We know one thing for certain, increasing CO2 in the Earth’s biosphere can’t tip the Climate into a permanent hot house state (ala Venus) if it could, then we’d already be there since CO2 levels were already significantly higher in the past and we’re in an interglacial now

Someone
Reply to  Bryan A
April 22, 2024 12:10 pm

On top of this, the hot temperature of Venus has nothing to do with CO2 GHE. Venus is hot because 1) it is closer to the Sun, and 2) the atmosphere density is much larger.

Reply to  Someone
April 22, 2024 12:50 pm

Just guessing but I think Venus is about half the distance to the sun as the Earth. And it’s atmosphere is much larger- mostly CO2. Not sure if that proves anything one way or the other.

don k
Reply to  Joseph Zorzin
April 22, 2024 3:00 pm

Joseph

Not half I think. Closer to 3/4. In miles 67.5/93,5 = 0,72. But radiation falls off with the square(? I’d have thought cube not square) of distance. So 67.5**2/93.5**2= 0,52. Venus gets roughly twice as much radiation per square meter at Top Of Atmosphere as Earth.

If that’s wrong, someone please correct it. I’ve never been good at either math or physics. (Given my math/physics skills, perhaps I’m qualified to be a Climate Scientist)

MarkW
Reply to  don k
April 22, 2024 4:53 pm

It’s the surface area, not volume that matters, so square of distance.

JamesB_684
Reply to  don k
April 23, 2024 7:21 am

The Sun is far too big to be considered a point source, which would have used the cube formula. AS MarkW points out, use the surface area of the Sun disk and the square of distance formula.

Sparta Nova 4
Reply to  JamesB_684
April 23, 2024 8:34 am

The sun is far enough away to be considered a point source.
EM wave fronts are spherical shells.
R^2 is valid.

▸ **To be done**
Rename "Venus" as "Mercury" in everything from "Reply to  Someone" down to "or the other." of the comment thread, and write that stretch out again. Rely only on the comment thread to complete the task.

▸ **Information given**
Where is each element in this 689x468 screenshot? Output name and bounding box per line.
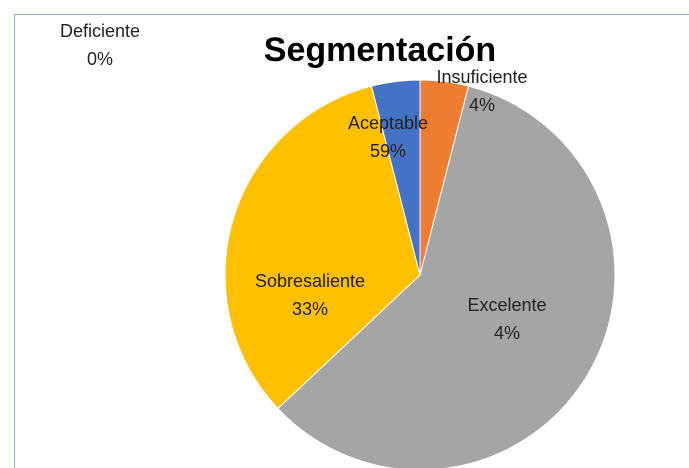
data-label-name: Sobresaliente <box>255 271 365 291</box>
data-label-value: 4% <box>494 323 520 343</box>
data-label-value: 0% <box>87 49 113 69</box>
chart-title: Segmentación <box>264 31 496 69</box>
data-label-name: Excelente <box>467 295 546 315</box>
pie-slice <box>277 85 616 468</box>
data-label-name: Insuficiente <box>436 67 527 87</box>
data-label-value: 4% <box>469 95 495 115</box>
data-label-name: Aceptable <box>348 113 428 133</box>
data-label-name: Deficiente <box>60 21 140 41</box>
data-label-value: 59% <box>370 141 406 161</box>
pie-slice <box>370 79 421 276</box>
pie-slice <box>224 85 421 410</box>
data-label-value: 33% <box>292 299 328 319</box>
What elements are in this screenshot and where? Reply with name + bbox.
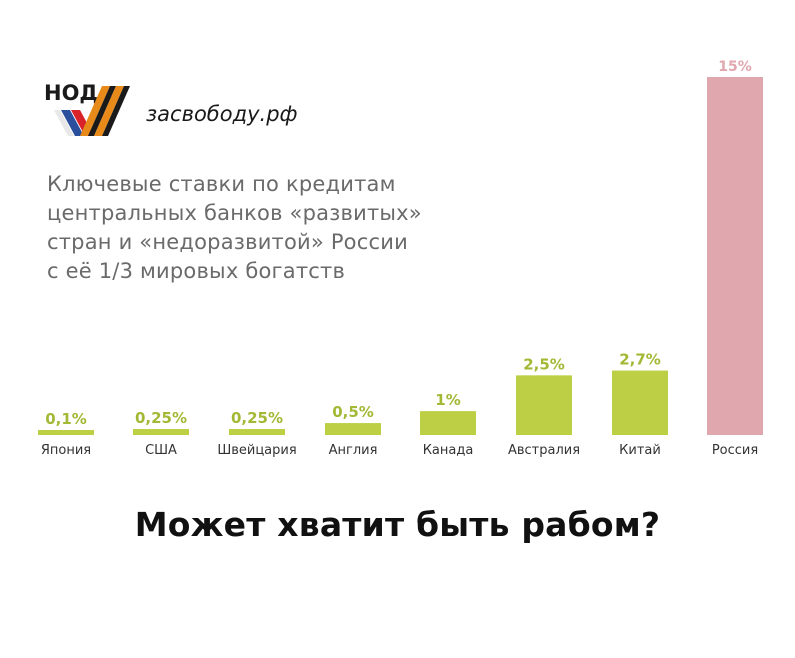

▸ **Exercise result**
Reply to  Someone
April 22, 2024 12:50 pm

Just guessing but I think Mercury is about half the distance to the sun as the Earth. And it’s atmosphere is much larger- mostly CO2. Not sure if that proves anything one way or the other.